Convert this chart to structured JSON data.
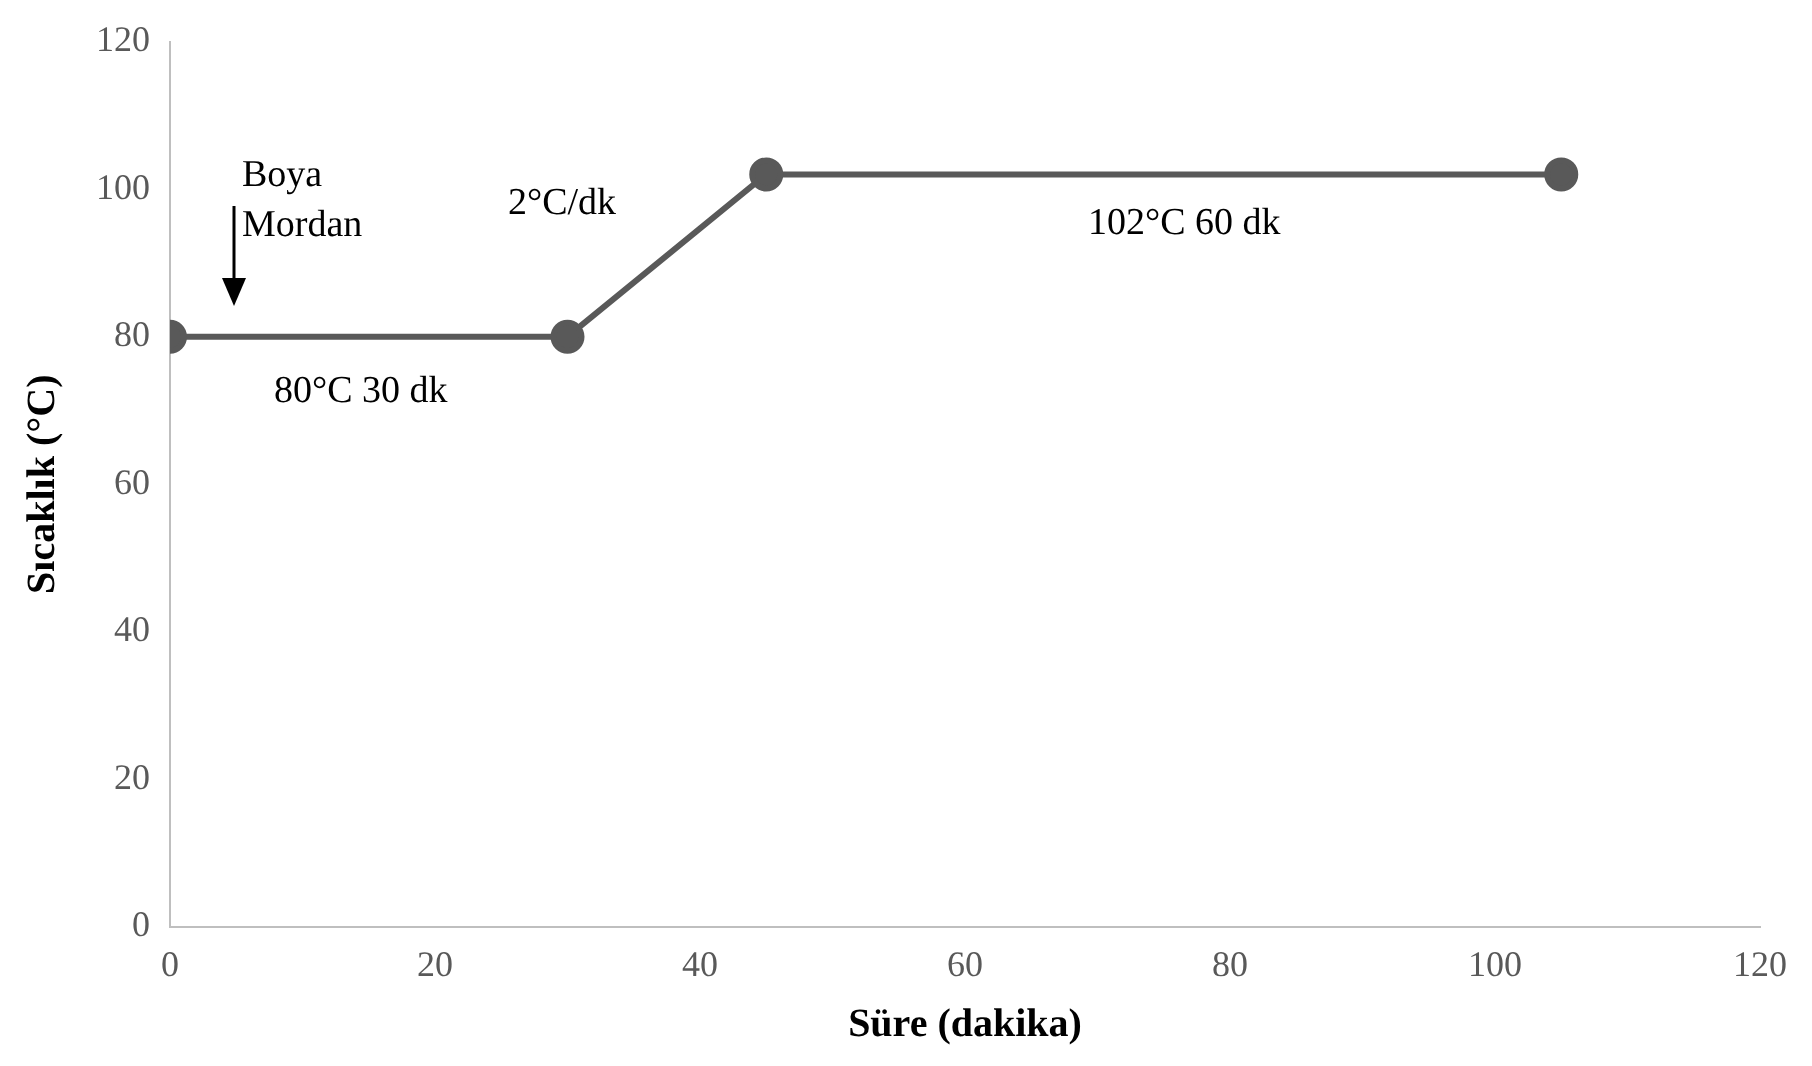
{
  "chart_data": {
    "type": "line",
    "xlabel": "Süre (dakika)",
    "ylabel": "Sıcaklık (°C)",
    "x": [
      0,
      30,
      45,
      105
    ],
    "series": [
      {
        "color": "#595959",
        "values": [
          80,
          80,
          102,
          102
        ]
      }
    ],
    "xlim": [
      0,
      120
    ],
    "xticks": [
      0,
      20,
      40,
      60,
      80,
      100,
      120
    ],
    "ylim": [
      0,
      120
    ],
    "yticks": [
      0,
      20,
      40,
      60,
      80,
      100,
      120
    ],
    "grid": false,
    "legend": false,
    "marker": "circle",
    "line_style": "solid",
    "annotations": [
      "Boya\nMordan",
      "80°C 30 dk",
      "2°C/dk",
      "102°C 60 dk"
    ]
  }
}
########
◆ **WRITTEN INSTRUCTION**:
Transcribe all the lines above exactly, apart from the pictures.

◆ **WRITTEN ANSWER**:
Convert this chart to structured JSON data.
{
  "chart_data": {
    "type": "line",
    "xlabel": "Süre (dakika)",
    "ylabel": "Sıcaklık (°C)",
    "x": [
      0,
      30,
      45,
      105
    ],
    "series": [
      {
        "color": "#595959",
        "values": [
          80,
          80,
          102,
          102
        ]
      }
    ],
    "xlim": [
      0,
      120
    ],
    "xticks": [
      0,
      20,
      40,
      60,
      80,
      100,
      120
    ],
    "ylim": [
      0,
      120
    ],
    "yticks": [
      0,
      20,
      40,
      60,
      80,
      100,
      120
    ],
    "grid": false,
    "legend": false,
    "marker": "circle",
    "line_style": "solid",
    "annotations": [
      "Boya\nMordan",
      "80°C 30 dk",
      "2°C/dk",
      "102°C 60 dk"
    ]
  }
}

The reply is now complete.